━━━━━ RECORD SET

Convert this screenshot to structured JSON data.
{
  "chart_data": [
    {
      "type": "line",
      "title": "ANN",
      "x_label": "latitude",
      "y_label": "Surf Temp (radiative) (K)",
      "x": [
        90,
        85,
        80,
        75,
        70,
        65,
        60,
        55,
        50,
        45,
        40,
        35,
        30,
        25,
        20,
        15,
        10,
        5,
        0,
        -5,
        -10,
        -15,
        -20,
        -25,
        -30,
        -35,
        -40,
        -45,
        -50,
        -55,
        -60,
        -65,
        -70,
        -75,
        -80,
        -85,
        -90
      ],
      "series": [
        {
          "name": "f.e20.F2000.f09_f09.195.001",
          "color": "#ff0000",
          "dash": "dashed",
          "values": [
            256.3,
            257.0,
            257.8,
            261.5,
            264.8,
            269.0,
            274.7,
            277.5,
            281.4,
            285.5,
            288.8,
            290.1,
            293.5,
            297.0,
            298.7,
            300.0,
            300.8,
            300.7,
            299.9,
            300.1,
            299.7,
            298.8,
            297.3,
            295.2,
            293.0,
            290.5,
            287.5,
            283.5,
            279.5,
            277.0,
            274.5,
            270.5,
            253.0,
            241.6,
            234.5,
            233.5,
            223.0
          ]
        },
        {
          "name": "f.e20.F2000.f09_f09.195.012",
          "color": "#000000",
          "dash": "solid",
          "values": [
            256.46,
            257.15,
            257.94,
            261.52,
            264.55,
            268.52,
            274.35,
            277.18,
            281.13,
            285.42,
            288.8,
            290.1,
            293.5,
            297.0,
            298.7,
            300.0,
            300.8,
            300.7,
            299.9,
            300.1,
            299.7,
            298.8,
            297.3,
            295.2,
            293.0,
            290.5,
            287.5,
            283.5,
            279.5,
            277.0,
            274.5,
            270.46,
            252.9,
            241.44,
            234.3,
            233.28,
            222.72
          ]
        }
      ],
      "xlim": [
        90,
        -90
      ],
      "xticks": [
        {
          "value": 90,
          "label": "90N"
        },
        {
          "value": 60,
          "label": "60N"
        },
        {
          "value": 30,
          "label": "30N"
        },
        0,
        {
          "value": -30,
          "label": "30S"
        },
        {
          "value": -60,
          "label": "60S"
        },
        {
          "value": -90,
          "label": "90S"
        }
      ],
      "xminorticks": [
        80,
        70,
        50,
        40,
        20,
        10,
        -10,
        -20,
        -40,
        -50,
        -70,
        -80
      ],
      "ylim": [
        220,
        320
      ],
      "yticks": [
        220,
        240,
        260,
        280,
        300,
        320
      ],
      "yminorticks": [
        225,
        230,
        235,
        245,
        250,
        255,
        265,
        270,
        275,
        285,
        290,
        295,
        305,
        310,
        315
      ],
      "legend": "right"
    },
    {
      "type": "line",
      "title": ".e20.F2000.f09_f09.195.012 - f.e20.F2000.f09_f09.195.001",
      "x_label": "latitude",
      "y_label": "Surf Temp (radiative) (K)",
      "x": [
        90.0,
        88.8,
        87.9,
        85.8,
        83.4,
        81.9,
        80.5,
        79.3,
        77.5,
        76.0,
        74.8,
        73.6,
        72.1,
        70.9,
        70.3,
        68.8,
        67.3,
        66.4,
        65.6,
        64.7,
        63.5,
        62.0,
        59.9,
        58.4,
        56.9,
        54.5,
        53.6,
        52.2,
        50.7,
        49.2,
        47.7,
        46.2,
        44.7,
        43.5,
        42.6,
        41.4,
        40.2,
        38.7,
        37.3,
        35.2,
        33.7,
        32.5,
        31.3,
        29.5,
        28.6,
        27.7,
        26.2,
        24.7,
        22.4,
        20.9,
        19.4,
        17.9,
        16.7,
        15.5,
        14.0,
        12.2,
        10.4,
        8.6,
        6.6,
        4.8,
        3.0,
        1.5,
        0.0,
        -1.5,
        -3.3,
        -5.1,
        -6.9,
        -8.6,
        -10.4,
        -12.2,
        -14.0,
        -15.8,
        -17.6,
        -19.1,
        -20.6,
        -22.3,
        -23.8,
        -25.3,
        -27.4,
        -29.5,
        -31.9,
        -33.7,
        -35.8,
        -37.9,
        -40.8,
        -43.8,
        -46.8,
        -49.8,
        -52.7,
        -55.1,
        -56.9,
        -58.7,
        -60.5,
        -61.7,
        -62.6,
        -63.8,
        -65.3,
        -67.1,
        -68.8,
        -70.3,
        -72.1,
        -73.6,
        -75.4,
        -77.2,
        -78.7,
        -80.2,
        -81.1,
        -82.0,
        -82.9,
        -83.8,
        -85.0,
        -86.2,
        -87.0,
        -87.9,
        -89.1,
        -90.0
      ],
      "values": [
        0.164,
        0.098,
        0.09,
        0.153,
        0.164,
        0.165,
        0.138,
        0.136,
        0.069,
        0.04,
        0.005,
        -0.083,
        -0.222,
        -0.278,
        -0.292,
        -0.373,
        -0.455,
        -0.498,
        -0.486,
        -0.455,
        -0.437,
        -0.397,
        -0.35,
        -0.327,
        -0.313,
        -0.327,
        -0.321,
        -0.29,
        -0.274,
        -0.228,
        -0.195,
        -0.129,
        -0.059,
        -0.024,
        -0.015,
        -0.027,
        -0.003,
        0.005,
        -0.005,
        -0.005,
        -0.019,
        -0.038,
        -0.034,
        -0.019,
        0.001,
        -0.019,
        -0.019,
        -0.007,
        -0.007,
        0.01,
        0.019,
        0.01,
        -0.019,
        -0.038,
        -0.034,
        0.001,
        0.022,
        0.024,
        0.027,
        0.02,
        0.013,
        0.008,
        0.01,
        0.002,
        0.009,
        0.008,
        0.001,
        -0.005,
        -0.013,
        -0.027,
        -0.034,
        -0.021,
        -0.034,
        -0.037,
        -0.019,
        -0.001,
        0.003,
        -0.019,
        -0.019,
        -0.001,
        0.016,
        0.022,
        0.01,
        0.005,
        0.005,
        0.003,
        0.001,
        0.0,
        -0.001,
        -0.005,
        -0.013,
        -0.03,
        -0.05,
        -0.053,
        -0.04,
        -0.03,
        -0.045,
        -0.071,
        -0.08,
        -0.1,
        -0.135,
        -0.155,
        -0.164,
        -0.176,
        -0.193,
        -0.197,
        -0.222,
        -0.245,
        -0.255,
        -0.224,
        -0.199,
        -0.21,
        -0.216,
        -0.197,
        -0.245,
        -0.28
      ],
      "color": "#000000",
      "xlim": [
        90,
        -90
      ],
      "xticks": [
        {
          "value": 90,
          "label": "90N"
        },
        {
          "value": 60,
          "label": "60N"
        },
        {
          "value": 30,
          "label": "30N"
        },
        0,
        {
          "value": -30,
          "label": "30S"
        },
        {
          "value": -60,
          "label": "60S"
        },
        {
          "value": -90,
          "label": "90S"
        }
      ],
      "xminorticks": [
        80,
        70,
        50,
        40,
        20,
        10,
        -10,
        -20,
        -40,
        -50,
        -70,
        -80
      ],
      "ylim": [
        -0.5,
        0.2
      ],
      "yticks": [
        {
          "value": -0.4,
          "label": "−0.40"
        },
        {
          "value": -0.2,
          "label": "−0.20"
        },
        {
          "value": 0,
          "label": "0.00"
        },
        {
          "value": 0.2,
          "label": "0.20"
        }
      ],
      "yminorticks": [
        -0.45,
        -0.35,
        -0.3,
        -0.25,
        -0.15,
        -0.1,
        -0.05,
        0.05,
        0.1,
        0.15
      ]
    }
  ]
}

━━━━━━━━━━

EXERCISE TASK » Restate the data above exactly, keeping each word as it stands.

RESULT FOR THIS EXERCISE »
Convert this screenshot to structured JSON data.
{
  "chart_data": [
    {
      "type": "line",
      "title": "ANN",
      "x_label": "latitude",
      "y_label": "Surf Temp (radiative) (K)",
      "x": [
        90,
        85,
        80,
        75,
        70,
        65,
        60,
        55,
        50,
        45,
        40,
        35,
        30,
        25,
        20,
        15,
        10,
        5,
        0,
        -5,
        -10,
        -15,
        -20,
        -25,
        -30,
        -35,
        -40,
        -45,
        -50,
        -55,
        -60,
        -65,
        -70,
        -75,
        -80,
        -85,
        -90
      ],
      "series": [
        {
          "name": "f.e20.F2000.f09_f09.195.001",
          "color": "#ff0000",
          "dash": "dashed",
          "values": [
            256.3,
            257.0,
            257.8,
            261.5,
            264.8,
            269.0,
            274.7,
            277.5,
            281.4,
            285.5,
            288.8,
            290.1,
            293.5,
            297.0,
            298.7,
            300.0,
            300.8,
            300.7,
            299.9,
            300.1,
            299.7,
            298.8,
            297.3,
            295.2,
            293.0,
            290.5,
            287.5,
            283.5,
            279.5,
            277.0,
            274.5,
            270.5,
            253.0,
            241.6,
            234.5,
            233.5,
            223.0
          ]
        },
        {
          "name": "f.e20.F2000.f09_f09.195.012",
          "color": "#000000",
          "dash": "solid",
          "values": [
            256.46,
            257.15,
            257.94,
            261.52,
            264.55,
            268.52,
            274.35,
            277.18,
            281.13,
            285.42,
            288.8,
            290.1,
            293.5,
            297.0,
            298.7,
            300.0,
            300.8,
            300.7,
            299.9,
            300.1,
            299.7,
            298.8,
            297.3,
            295.2,
            293.0,
            290.5,
            287.5,
            283.5,
            279.5,
            277.0,
            274.5,
            270.46,
            252.9,
            241.44,
            234.3,
            233.28,
            222.72
          ]
        }
      ],
      "xlim": [
        90,
        -90
      ],
      "xticks": [
        {
          "value": 90,
          "label": "90N"
        },
        {
          "value": 60,
          "label": "60N"
        },
        {
          "value": 30,
          "label": "30N"
        },
        0,
        {
          "value": -30,
          "label": "30S"
        },
        {
          "value": -60,
          "label": "60S"
        },
        {
          "value": -90,
          "label": "90S"
        }
      ],
      "xminorticks": [
        80,
        70,
        50,
        40,
        20,
        10,
        -10,
        -20,
        -40,
        -50,
        -70,
        -80
      ],
      "ylim": [
        220,
        320
      ],
      "yticks": [
        220,
        240,
        260,
        280,
        300,
        320
      ],
      "yminorticks": [
        225,
        230,
        235,
        245,
        250,
        255,
        265,
        270,
        275,
        285,
        290,
        295,
        305,
        310,
        315
      ],
      "legend": "right"
    },
    {
      "type": "line",
      "title": ".e20.F2000.f09_f09.195.012 - f.e20.F2000.f09_f09.195.001",
      "x_label": "latitude",
      "y_label": "Surf Temp (radiative) (K)",
      "x": [
        90.0,
        88.8,
        87.9,
        85.8,
        83.4,
        81.9,
        80.5,
        79.3,
        77.5,
        76.0,
        74.8,
        73.6,
        72.1,
        70.9,
        70.3,
        68.8,
        67.3,
        66.4,
        65.6,
        64.7,
        63.5,
        62.0,
        59.9,
        58.4,
        56.9,
        54.5,
        53.6,
        52.2,
        50.7,
        49.2,
        47.7,
        46.2,
        44.7,
        43.5,
        42.6,
        41.4,
        40.2,
        38.7,
        37.3,
        35.2,
        33.7,
        32.5,
        31.3,
        29.5,
        28.6,
        27.7,
        26.2,
        24.7,
        22.4,
        20.9,
        19.4,
        17.9,
        16.7,
        15.5,
        14.0,
        12.2,
        10.4,
        8.6,
        6.6,
        4.8,
        3.0,
        1.5,
        0.0,
        -1.5,
        -3.3,
        -5.1,
        -6.9,
        -8.6,
        -10.4,
        -12.2,
        -14.0,
        -15.8,
        -17.6,
        -19.1,
        -20.6,
        -22.3,
        -23.8,
        -25.3,
        -27.4,
        -29.5,
        -31.9,
        -33.7,
        -35.8,
        -37.9,
        -40.8,
        -43.8,
        -46.8,
        -49.8,
        -52.7,
        -55.1,
        -56.9,
        -58.7,
        -60.5,
        -61.7,
        -62.6,
        -63.8,
        -65.3,
        -67.1,
        -68.8,
        -70.3,
        -72.1,
        -73.6,
        -75.4,
        -77.2,
        -78.7,
        -80.2,
        -81.1,
        -82.0,
        -82.9,
        -83.8,
        -85.0,
        -86.2,
        -87.0,
        -87.9,
        -89.1,
        -90.0
      ],
      "values": [
        0.164,
        0.098,
        0.09,
        0.153,
        0.164,
        0.165,
        0.138,
        0.136,
        0.069,
        0.04,
        0.005,
        -0.083,
        -0.222,
        -0.278,
        -0.292,
        -0.373,
        -0.455,
        -0.498,
        -0.486,
        -0.455,
        -0.437,
        -0.397,
        -0.35,
        -0.327,
        -0.313,
        -0.327,
        -0.321,
        -0.29,
        -0.274,
        -0.228,
        -0.195,
        -0.129,
        -0.059,
        -0.024,
        -0.015,
        -0.027,
        -0.003,
        0.005,
        -0.005,
        -0.005,
        -0.019,
        -0.038,
        -0.034,
        -0.019,
        0.001,
        -0.019,
        -0.019,
        -0.007,
        -0.007,
        0.01,
        0.019,
        0.01,
        -0.019,
        -0.038,
        -0.034,
        0.001,
        0.022,
        0.024,
        0.027,
        0.02,
        0.013,
        0.008,
        0.01,
        0.002,
        0.009,
        0.008,
        0.001,
        -0.005,
        -0.013,
        -0.027,
        -0.034,
        -0.021,
        -0.034,
        -0.037,
        -0.019,
        -0.001,
        0.003,
        -0.019,
        -0.019,
        -0.001,
        0.016,
        0.022,
        0.01,
        0.005,
        0.005,
        0.003,
        0.001,
        0.0,
        -0.001,
        -0.005,
        -0.013,
        -0.03,
        -0.05,
        -0.053,
        -0.04,
        -0.03,
        -0.045,
        -0.071,
        -0.08,
        -0.1,
        -0.135,
        -0.155,
        -0.164,
        -0.176,
        -0.193,
        -0.197,
        -0.222,
        -0.245,
        -0.255,
        -0.224,
        -0.199,
        -0.21,
        -0.216,
        -0.197,
        -0.245,
        -0.28
      ],
      "color": "#000000",
      "xlim": [
        90,
        -90
      ],
      "xticks": [
        {
          "value": 90,
          "label": "90N"
        },
        {
          "value": 60,
          "label": "60N"
        },
        {
          "value": 30,
          "label": "30N"
        },
        0,
        {
          "value": -30,
          "label": "30S"
        },
        {
          "value": -60,
          "label": "60S"
        },
        {
          "value": -90,
          "label": "90S"
        }
      ],
      "xminorticks": [
        80,
        70,
        50,
        40,
        20,
        10,
        -10,
        -20,
        -40,
        -50,
        -70,
        -80
      ],
      "ylim": [
        -0.5,
        0.2
      ],
      "yticks": [
        {
          "value": -0.4,
          "label": "−0.40"
        },
        {
          "value": -0.2,
          "label": "−0.20"
        },
        {
          "value": 0,
          "label": "0.00"
        },
        {
          "value": 0.2,
          "label": "0.20"
        }
      ],
      "yminorticks": [
        -0.45,
        -0.35,
        -0.3,
        -0.25,
        -0.15,
        -0.1,
        -0.05,
        0.05,
        0.1,
        0.15
      ]
    }
  ]
}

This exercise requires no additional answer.